*ACTIVITY:*
In the passage on Hewlett Packard's job cuts:
(a) How many HP employees were made redundant during the first half of 2009?
(b) How many job cuts has General Motors announced since 2001?
(c) Which two companies did HP acquire that moved its focus from personal computers to IT services?

*EXCERPTED PASSAGE:*
== Segment start ==

Kelly Fiveash, ‘HP Faces First Ever UK Strike Action,’ TheRegister.co.uk, 28 October 2009.
Jordan Robertson, ‘Hewlett Packard CEO Got $24 Pay Package in 2009,’ MercuryNews.com, 12 January 2010.
Matt Burns, ‘Pay Cuts, Not Lay Offs, Coming To HP,’ CrunchGear.com, 21 February 2009.
Tuesday 16th February 17:33 GMT
Should a company lay off their employees only as a last resort? Ought an employer retain a worker at the expense of profit, if doing so is fiscally viable?
Those are the questions raised by 2 columnists this week – debating whether printer brand Hewlett Packard’s decision to make redundant 75,505 workers last decade is justified.
Their queries are pertinent – January saw strikes from HP employees in the UK for the first time, objecting to the removal of a £2000 bonus scheme, while 3400 HP employees were made redundant during 2009’s first half.
--
In a 13 February 2010 article by Chris O’Brien for MercuryNews.com entitled ‘Lessons From Hewlett Packard’s Massive Job Cuts,’ O’Brien argues that the large restructuring undergone by HP last decade doesn’t justify their job losses.
He points to similar sized cuts in the motoring industry – General Motors have announced 210,000 since 2001, for example – to prove HP has been excessive.
After all, vehicle manufacturing is spluttering in and out of bankruptcy – while HP announced profits every year except one last decade, doubling their profit since 2000. Given this performance, are 75,505 losses justified?
Yet O’Brien’s argument doesn’t give sufficient weight to the restructuring undergone by Hewlett Packard since 2000.
He points out that since 2000, HP ‘trimmed’ almost as many employees as hired – 84,000. Yet within this same period, HP acquired two companies that shifted its focus away from personal computers to IT services: Compaq and EDS (recently renamed HP Enterprise Services.)

== Segment end ==

*LISTED ENTRIES:*

== Segment start ==

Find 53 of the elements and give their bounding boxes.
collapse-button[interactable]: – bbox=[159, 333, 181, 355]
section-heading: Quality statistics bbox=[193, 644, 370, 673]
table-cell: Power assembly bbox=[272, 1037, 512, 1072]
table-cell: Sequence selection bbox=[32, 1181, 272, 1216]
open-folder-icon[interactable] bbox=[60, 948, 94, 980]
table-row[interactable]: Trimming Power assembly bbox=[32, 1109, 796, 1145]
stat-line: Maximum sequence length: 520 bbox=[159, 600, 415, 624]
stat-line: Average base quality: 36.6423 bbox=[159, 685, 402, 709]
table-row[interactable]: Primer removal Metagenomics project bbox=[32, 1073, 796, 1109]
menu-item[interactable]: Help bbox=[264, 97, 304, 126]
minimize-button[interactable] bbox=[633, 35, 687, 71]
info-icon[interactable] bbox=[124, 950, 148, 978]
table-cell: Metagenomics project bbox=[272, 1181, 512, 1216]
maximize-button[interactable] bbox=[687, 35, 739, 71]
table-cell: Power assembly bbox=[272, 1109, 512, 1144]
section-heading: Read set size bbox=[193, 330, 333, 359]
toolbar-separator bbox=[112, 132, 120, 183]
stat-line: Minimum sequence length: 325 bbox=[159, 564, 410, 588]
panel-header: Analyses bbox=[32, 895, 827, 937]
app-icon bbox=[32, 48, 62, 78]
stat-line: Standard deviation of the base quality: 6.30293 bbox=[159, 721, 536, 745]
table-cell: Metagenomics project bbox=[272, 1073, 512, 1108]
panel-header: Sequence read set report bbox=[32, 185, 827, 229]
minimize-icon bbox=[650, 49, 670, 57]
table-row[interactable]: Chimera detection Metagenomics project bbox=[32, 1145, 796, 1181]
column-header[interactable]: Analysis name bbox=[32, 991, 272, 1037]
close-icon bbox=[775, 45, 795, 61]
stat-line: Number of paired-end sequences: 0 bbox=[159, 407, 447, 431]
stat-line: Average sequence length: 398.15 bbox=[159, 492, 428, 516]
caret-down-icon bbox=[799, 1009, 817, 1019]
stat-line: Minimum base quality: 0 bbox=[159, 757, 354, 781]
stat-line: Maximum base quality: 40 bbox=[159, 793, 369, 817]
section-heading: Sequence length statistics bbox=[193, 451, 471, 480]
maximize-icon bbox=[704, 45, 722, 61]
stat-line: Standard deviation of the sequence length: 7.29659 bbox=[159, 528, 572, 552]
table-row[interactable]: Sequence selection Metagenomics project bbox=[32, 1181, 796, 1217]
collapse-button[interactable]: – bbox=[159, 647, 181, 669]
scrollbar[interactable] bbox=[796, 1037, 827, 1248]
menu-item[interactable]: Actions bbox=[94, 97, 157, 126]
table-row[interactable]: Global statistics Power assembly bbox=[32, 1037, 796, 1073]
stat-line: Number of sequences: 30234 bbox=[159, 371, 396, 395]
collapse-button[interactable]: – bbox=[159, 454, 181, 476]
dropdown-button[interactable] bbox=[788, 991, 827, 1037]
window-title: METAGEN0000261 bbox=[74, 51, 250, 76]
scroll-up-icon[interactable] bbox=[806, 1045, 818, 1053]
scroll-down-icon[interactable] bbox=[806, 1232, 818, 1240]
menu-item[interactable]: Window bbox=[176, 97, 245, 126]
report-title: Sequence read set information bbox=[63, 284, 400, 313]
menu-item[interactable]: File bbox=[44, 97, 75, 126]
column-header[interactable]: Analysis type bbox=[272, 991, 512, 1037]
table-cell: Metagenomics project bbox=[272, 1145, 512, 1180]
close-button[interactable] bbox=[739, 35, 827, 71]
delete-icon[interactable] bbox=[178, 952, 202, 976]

== Segment end ==

*OUTPUT FOR THIS EXERCISE:*
(a) 3400
(b) 210,000
(c) Compaq and EDS